**REQUIRED WORK**
Return every entry exactly as written.

[Records about charts and figures]
▶

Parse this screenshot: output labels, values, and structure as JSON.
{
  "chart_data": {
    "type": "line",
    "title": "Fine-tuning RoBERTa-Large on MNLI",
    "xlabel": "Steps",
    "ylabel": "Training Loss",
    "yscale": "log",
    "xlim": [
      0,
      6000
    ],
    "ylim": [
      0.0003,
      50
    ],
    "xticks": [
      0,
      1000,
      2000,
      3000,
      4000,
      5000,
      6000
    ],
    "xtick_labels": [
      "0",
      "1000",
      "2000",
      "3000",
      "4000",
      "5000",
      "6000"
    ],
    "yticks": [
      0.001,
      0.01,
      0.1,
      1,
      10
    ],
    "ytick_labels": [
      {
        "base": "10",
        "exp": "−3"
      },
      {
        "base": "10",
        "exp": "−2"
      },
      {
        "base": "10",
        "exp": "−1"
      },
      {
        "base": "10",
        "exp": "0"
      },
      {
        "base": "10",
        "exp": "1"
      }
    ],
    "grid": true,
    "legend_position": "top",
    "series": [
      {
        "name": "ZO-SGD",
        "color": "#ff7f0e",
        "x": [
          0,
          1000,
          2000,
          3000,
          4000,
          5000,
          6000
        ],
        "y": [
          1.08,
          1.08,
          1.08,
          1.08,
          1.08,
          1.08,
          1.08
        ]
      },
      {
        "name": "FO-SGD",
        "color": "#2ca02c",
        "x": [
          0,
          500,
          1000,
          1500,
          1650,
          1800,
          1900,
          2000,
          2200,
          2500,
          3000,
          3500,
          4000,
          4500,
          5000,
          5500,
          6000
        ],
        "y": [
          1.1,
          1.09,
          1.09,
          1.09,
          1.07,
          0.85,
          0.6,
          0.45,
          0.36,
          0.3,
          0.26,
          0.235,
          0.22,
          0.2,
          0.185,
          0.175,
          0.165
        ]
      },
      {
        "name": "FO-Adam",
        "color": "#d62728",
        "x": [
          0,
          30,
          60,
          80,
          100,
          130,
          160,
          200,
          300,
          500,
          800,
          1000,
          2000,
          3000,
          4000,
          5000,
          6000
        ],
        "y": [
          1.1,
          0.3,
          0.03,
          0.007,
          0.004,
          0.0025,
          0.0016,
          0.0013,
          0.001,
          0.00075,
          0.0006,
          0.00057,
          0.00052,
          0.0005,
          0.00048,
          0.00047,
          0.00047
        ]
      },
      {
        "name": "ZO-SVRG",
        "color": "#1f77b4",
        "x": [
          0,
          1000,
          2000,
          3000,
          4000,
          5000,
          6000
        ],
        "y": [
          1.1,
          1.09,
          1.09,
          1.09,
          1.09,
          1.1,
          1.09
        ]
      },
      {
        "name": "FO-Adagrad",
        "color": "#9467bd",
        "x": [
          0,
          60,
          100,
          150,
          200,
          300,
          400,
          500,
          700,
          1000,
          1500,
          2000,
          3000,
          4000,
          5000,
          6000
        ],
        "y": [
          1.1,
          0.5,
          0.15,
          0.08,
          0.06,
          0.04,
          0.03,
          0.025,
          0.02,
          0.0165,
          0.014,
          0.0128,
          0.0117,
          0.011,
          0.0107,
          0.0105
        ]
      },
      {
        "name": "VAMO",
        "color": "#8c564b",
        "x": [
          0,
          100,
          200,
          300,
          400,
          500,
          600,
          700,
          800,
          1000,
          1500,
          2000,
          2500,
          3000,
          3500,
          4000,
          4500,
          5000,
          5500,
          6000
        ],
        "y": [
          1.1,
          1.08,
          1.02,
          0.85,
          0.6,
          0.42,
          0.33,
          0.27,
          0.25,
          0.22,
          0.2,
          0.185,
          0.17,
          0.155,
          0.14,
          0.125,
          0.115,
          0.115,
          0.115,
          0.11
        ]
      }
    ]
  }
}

◀

**OUTPUT OF THE TASK**
Parse this screenshot: output labels, values, and structure as JSON.
{
  "chart_data": {
    "type": "line",
    "title": "Fine-tuning RoBERTa-Large on MNLI",
    "xlabel": "Steps",
    "ylabel": "Training Loss",
    "yscale": "log",
    "xlim": [
      0,
      6000
    ],
    "ylim": [
      0.0003,
      50
    ],
    "xticks": [
      0,
      1000,
      2000,
      3000,
      4000,
      5000,
      6000
    ],
    "xtick_labels": [
      "0",
      "1000",
      "2000",
      "3000",
      "4000",
      "5000",
      "6000"
    ],
    "yticks": [
      0.001,
      0.01,
      0.1,
      1,
      10
    ],
    "ytick_labels": [
      {
        "base": "10",
        "exp": "−3"
      },
      {
        "base": "10",
        "exp": "−2"
      },
      {
        "base": "10",
        "exp": "−1"
      },
      {
        "base": "10",
        "exp": "0"
      },
      {
        "base": "10",
        "exp": "1"
      }
    ],
    "grid": true,
    "legend_position": "top",
    "series": [
      {
        "name": "ZO-SGD",
        "color": "#ff7f0e",
        "x": [
          0,
          1000,
          2000,
          3000,
          4000,
          5000,
          6000
        ],
        "y": [
          1.08,
          1.08,
          1.08,
          1.08,
          1.08,
          1.08,
          1.08
        ]
      },
      {
        "name": "FO-SGD",
        "color": "#2ca02c",
        "x": [
          0,
          500,
          1000,
          1500,
          1650,
          1800,
          1900,
          2000,
          2200,
          2500,
          3000,
          3500,
          4000,
          4500,
          5000,
          5500,
          6000
        ],
        "y": [
          1.1,
          1.09,
          1.09,
          1.09,
          1.07,
          0.85,
          0.6,
          0.45,
          0.36,
          0.3,
          0.26,
          0.235,
          0.22,
          0.2,
          0.185,
          0.175,
          0.165
        ]
      },
      {
        "name": "FO-Adam",
        "color": "#d62728",
        "x": [
          0,
          30,
          60,
          80,
          100,
          130,
          160,
          200,
          300,
          500,
          800,
          1000,
          2000,
          3000,
          4000,
          5000,
          6000
        ],
        "y": [
          1.1,
          0.3,
          0.03,
          0.007,
          0.004,
          0.0025,
          0.0016,
          0.0013,
          0.001,
          0.00075,
          0.0006,
          0.00057,
          0.00052,
          0.0005,
          0.00048,
          0.00047,
          0.00047
        ]
      },
      {
        "name": "ZO-SVRG",
        "color": "#1f77b4",
        "x": [
          0,
          1000,
          2000,
          3000,
          4000,
          5000,
          6000
        ],
        "y": [
          1.1,
          1.09,
          1.09,
          1.09,
          1.09,
          1.1,
          1.09
        ]
      },
      {
        "name": "FO-Adagrad",
        "color": "#9467bd",
        "x": [
          0,
          60,
          100,
          150,
          200,
          300,
          400,
          500,
          700,
          1000,
          1500,
          2000,
          3000,
          4000,
          5000,
          6000
        ],
        "y": [
          1.1,
          0.5,
          0.15,
          0.08,
          0.06,
          0.04,
          0.03,
          0.025,
          0.02,
          0.0165,
          0.014,
          0.0128,
          0.0117,
          0.011,
          0.0107,
          0.0105
        ]
      },
      {
        "name": "VAMO",
        "color": "#8c564b",
        "x": [
          0,
          100,
          200,
          300,
          400,
          500,
          600,
          700,
          800,
          1000,
          1500,
          2000,
          2500,
          3000,
          3500,
          4000,
          4500,
          5000,
          5500,
          6000
        ],
        "y": [
          1.1,
          1.08,
          1.02,
          0.85,
          0.6,
          0.42,
          0.33,
          0.27,
          0.25,
          0.22,
          0.2,
          0.185,
          0.17,
          0.155,
          0.14,
          0.125,
          0.115,
          0.115,
          0.115,
          0.11
        ]
      }
    ]
  }
}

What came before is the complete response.